| EXERCISE |
Transcribe the records that follow in their entirety, omitting any pictures.

| SUPPLIED DATA |

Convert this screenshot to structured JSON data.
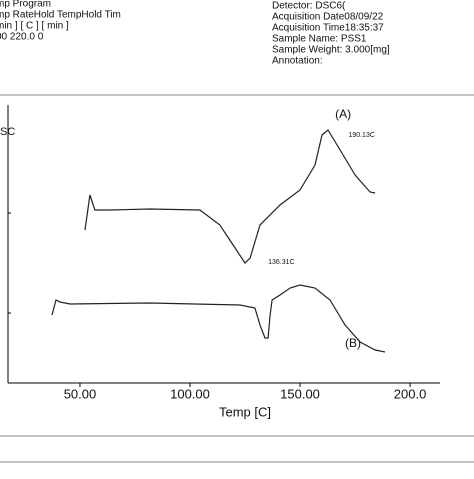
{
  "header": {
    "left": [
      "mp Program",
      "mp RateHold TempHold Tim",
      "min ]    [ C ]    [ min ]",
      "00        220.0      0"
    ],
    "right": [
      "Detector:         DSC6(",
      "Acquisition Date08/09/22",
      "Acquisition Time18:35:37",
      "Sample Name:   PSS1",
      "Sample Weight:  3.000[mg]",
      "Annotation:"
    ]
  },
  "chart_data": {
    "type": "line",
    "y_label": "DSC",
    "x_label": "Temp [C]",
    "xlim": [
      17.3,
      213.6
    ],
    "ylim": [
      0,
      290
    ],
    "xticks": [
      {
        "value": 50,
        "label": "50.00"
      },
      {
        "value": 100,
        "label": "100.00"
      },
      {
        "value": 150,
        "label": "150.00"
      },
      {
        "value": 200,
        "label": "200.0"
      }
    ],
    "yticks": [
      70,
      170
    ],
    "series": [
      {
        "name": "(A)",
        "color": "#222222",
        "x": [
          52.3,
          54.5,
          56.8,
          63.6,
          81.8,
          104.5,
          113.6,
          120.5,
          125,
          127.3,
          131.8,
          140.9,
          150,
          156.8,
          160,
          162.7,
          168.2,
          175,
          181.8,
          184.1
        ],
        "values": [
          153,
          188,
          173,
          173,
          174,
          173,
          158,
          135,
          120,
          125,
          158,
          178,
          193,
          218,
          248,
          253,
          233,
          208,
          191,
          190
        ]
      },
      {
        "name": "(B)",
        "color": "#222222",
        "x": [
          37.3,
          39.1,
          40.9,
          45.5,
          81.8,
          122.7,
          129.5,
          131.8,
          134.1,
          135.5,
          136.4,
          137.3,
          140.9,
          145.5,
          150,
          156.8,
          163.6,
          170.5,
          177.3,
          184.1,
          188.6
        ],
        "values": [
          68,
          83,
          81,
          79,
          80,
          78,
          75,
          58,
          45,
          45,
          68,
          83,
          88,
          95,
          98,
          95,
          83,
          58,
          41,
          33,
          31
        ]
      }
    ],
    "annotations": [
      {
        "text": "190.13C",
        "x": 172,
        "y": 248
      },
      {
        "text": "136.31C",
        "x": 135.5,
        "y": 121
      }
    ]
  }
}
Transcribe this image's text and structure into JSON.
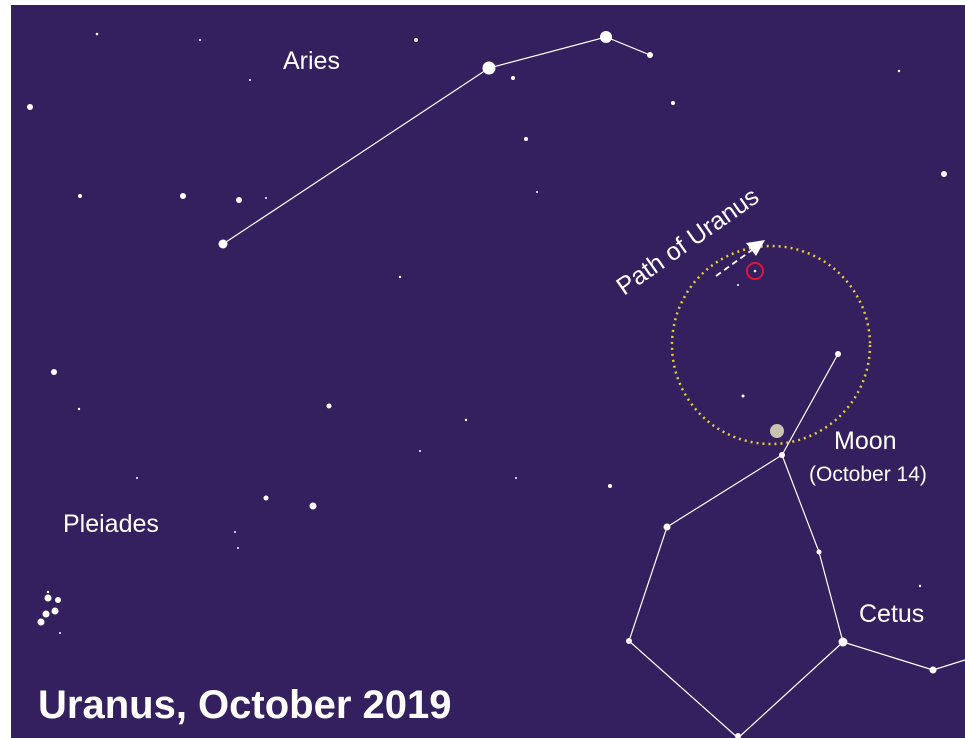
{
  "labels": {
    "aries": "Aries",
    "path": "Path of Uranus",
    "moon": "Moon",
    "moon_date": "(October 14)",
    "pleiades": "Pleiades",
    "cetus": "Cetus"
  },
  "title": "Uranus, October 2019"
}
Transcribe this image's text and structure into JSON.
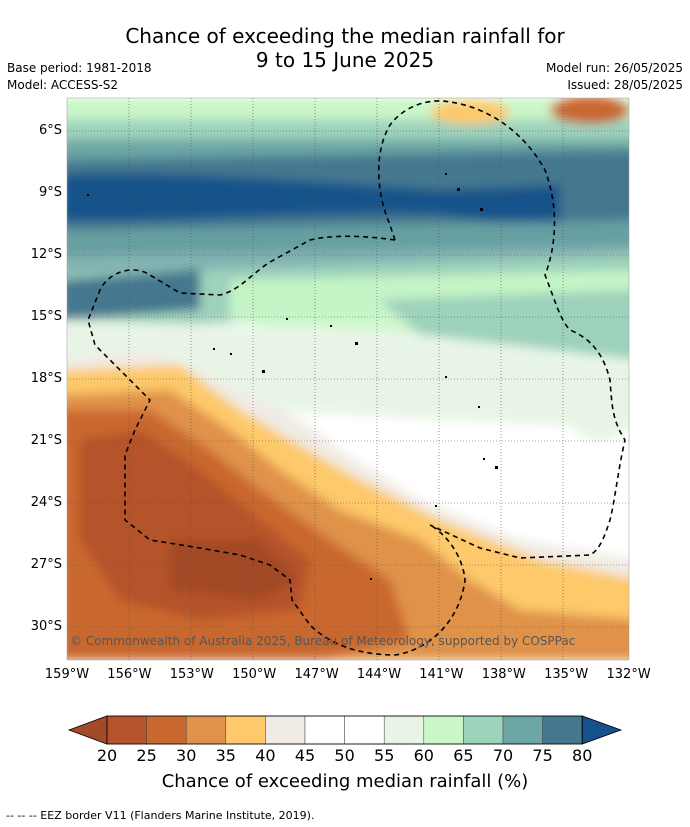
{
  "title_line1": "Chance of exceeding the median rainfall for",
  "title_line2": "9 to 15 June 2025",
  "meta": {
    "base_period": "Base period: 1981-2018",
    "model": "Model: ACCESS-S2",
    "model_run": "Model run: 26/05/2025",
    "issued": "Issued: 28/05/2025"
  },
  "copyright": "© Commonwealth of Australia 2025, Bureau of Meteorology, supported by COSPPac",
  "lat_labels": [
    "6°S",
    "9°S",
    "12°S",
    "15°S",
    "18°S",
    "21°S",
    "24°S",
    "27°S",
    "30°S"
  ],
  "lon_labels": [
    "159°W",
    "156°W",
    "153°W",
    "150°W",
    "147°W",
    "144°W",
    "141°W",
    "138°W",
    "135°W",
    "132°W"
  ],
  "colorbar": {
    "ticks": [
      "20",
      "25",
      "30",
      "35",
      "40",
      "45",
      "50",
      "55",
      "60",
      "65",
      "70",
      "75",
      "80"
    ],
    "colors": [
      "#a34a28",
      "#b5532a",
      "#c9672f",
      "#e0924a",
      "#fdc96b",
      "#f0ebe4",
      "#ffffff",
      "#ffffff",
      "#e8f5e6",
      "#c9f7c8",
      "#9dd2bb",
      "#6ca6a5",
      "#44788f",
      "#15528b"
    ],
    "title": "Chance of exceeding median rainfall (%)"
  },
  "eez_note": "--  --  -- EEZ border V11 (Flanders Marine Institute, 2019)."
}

| RESPONSE TO THIS EXERCISE |
Convert this screenshot to structured JSON data.
{
  "header": {
    "left": [
      "mp Program",
      "mp RateHold TempHold Tim",
      "min ]    [ C ]    [ min ]",
      "00        220.0      0"
    ],
    "right": [
      "Detector:         DSC6(",
      "Acquisition Date08/09/22",
      "Acquisition Time18:35:37",
      "Sample Name:   PSS1",
      "Sample Weight:  3.000[mg]",
      "Annotation:"
    ]
  },
  "chart_data": {
    "type": "line",
    "y_label": "DSC",
    "x_label": "Temp [C]",
    "xlim": [
      17.3,
      213.6
    ],
    "ylim": [
      0,
      290
    ],
    "xticks": [
      {
        "value": 50,
        "label": "50.00"
      },
      {
        "value": 100,
        "label": "100.00"
      },
      {
        "value": 150,
        "label": "150.00"
      },
      {
        "value": 200,
        "label": "200.0"
      }
    ],
    "yticks": [
      70,
      170
    ],
    "series": [
      {
        "name": "(A)",
        "color": "#222222",
        "x": [
          52.3,
          54.5,
          56.8,
          63.6,
          81.8,
          104.5,
          113.6,
          120.5,
          125,
          127.3,
          131.8,
          140.9,
          150,
          156.8,
          160,
          162.7,
          168.2,
          175,
          181.8,
          184.1
        ],
        "values": [
          153,
          188,
          173,
          173,
          174,
          173,
          158,
          135,
          120,
          125,
          158,
          178,
          193,
          218,
          248,
          253,
          233,
          208,
          191,
          190
        ]
      },
      {
        "name": "(B)",
        "color": "#222222",
        "x": [
          37.3,
          39.1,
          40.9,
          45.5,
          81.8,
          122.7,
          129.5,
          131.8,
          134.1,
          135.5,
          136.4,
          137.3,
          140.9,
          145.5,
          150,
          156.8,
          163.6,
          170.5,
          177.3,
          184.1,
          188.6
        ],
        "values": [
          68,
          83,
          81,
          79,
          80,
          78,
          75,
          58,
          45,
          45,
          68,
          83,
          88,
          95,
          98,
          95,
          83,
          58,
          41,
          33,
          31
        ]
      }
    ],
    "annotations": [
      {
        "text": "190.13C",
        "x": 172,
        "y": 248
      },
      {
        "text": "136.31C",
        "x": 135.5,
        "y": 121
      }
    ]
  }
}
Transcribe this image's text and structure into JSON.
{
  "labels": {
    "aries": "Aries",
    "path": "Path of Uranus",
    "moon": "Moon",
    "moon_date": "(October 14)",
    "pleiades": "Pleiades",
    "cetus": "Cetus"
  },
  "title": "Uranus, October 2019"
}
Transcribe this image's text and structure into JSON.
{
  "title_line1": "Chance of exceeding the median rainfall for",
  "title_line2": "9 to 15 June 2025",
  "meta": {
    "base_period": "Base period: 1981-2018",
    "model": "Model: ACCESS-S2",
    "model_run": "Model run: 26/05/2025",
    "issued": "Issued: 28/05/2025"
  },
  "copyright": "© Commonwealth of Australia 2025, Bureau of Meteorology, supported by COSPPac",
  "lat_labels": [
    "6°S",
    "9°S",
    "12°S",
    "15°S",
    "18°S",
    "21°S",
    "24°S",
    "27°S",
    "30°S"
  ],
  "lon_labels": [
    "159°W",
    "156°W",
    "153°W",
    "150°W",
    "147°W",
    "144°W",
    "141°W",
    "138°W",
    "135°W",
    "132°W"
  ],
  "colorbar": {
    "ticks": [
      "20",
      "25",
      "30",
      "35",
      "40",
      "45",
      "50",
      "55",
      "60",
      "65",
      "70",
      "75",
      "80"
    ],
    "colors": [
      "#a34a28",
      "#b5532a",
      "#c9672f",
      "#e0924a",
      "#fdc96b",
      "#f0ebe4",
      "#ffffff",
      "#ffffff",
      "#e8f5e6",
      "#c9f7c8",
      "#9dd2bb",
      "#6ca6a5",
      "#44788f",
      "#15528b"
    ],
    "title": "Chance of exceeding median rainfall (%)"
  },
  "eez_note": "--  --  -- EEZ border V11 (Flanders Marine Institute, 2019)."
}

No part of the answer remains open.